Set task. Edit the material below so that every "Workflow System" becomes "Workflow Service", with everything else unchanged. Leave the pictures out of your answer.

━━━━━━

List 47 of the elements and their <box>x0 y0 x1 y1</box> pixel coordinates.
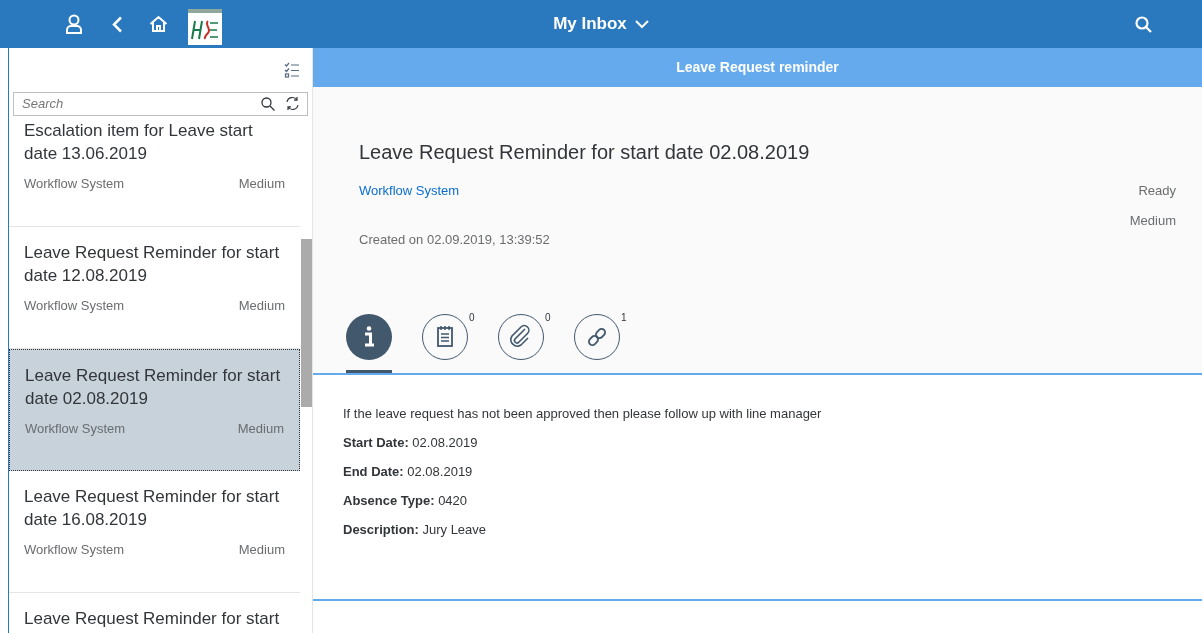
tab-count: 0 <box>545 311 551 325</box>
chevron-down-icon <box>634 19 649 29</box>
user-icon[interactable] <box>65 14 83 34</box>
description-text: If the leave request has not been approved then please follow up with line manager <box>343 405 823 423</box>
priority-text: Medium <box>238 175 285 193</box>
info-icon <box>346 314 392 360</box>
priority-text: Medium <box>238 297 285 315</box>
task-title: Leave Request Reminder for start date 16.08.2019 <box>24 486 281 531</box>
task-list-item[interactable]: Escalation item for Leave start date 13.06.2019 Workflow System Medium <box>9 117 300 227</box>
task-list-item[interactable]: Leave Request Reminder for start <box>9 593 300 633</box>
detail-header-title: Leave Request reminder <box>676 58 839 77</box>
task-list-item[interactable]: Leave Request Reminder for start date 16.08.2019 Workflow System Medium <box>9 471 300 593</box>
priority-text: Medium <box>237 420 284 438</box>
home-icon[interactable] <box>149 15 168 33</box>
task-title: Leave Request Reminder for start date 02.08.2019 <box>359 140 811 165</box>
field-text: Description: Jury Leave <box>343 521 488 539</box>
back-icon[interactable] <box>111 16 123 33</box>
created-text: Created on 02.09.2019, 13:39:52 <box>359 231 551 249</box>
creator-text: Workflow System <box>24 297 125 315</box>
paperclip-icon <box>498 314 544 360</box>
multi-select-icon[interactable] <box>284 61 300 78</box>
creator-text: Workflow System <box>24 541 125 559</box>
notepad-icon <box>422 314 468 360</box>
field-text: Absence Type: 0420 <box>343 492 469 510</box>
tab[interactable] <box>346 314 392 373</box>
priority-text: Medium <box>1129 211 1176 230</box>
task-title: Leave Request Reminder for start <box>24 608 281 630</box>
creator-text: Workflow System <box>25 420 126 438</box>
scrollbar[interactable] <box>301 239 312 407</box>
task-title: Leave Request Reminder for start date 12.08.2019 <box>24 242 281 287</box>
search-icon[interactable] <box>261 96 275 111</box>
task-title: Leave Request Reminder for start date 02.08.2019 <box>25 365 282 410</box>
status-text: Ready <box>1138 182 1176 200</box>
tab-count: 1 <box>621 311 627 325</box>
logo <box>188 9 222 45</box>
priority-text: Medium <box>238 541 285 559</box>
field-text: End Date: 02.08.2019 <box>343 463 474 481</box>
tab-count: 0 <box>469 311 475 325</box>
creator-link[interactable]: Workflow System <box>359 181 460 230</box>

━━━━━━

Output.
List 47 of the elements and their <box>x0 y0 x1 y1</box> pixel coordinates.
tab-count: 0 <box>545 311 551 325</box>
chevron-down-icon <box>634 19 649 29</box>
user-icon[interactable] <box>65 14 83 34</box>
description-text: If the leave request has not been approved then please follow up with line manager <box>343 405 823 423</box>
priority-text: Medium <box>238 175 285 193</box>
info-icon <box>346 314 392 360</box>
priority-text: Medium <box>238 297 285 315</box>
task-title: Leave Request Reminder for start date 16.08.2019 <box>24 486 281 531</box>
task-list-item[interactable]: Escalation item for Leave start date 13.06.2019 Workflow Service Medium <box>9 117 300 227</box>
task-list-item[interactable]: Leave Request Reminder for start <box>9 593 300 633</box>
detail-header-title: Leave Request reminder <box>676 58 839 77</box>
task-list-item[interactable]: Leave Request Reminder for start date 16.08.2019 Workflow Service Medium <box>9 471 300 593</box>
priority-text: Medium <box>237 420 284 438</box>
home-icon[interactable] <box>149 15 168 33</box>
task-title: Leave Request Reminder for start date 02.08.2019 <box>359 140 811 165</box>
field-text: Description: Jury Leave <box>343 521 488 539</box>
back-icon[interactable] <box>111 16 123 33</box>
created-text: Created on 02.09.2019, 13:39:52 <box>359 231 551 249</box>
creator-text: Workflow Service <box>24 297 125 315</box>
paperclip-icon <box>498 314 544 360</box>
multi-select-icon[interactable] <box>284 61 300 78</box>
creator-text: Workflow Service <box>24 541 125 559</box>
notepad-icon <box>422 314 468 360</box>
field-text: Absence Type: 0420 <box>343 492 469 510</box>
tab[interactable] <box>346 314 392 373</box>
priority-text: Medium <box>1129 211 1176 230</box>
task-title: Leave Request Reminder for start <box>24 608 281 630</box>
creator-text: Workflow Service <box>25 420 126 438</box>
scrollbar[interactable] <box>301 239 312 407</box>
task-title: Leave Request Reminder for start date 12.08.2019 <box>24 242 281 287</box>
search-icon[interactable] <box>261 96 275 111</box>
task-title: Leave Request Reminder for start date 02.08.2019 <box>25 365 282 410</box>
status-text: Ready <box>1138 182 1176 200</box>
tab-count: 1 <box>621 311 627 325</box>
logo <box>188 9 222 45</box>
priority-text: Medium <box>238 541 285 559</box>
field-text: End Date: 02.08.2019 <box>343 463 474 481</box>
tab-count: 0 <box>469 311 475 325</box>
creator-link[interactable]: Workflow Service <box>359 181 460 230</box>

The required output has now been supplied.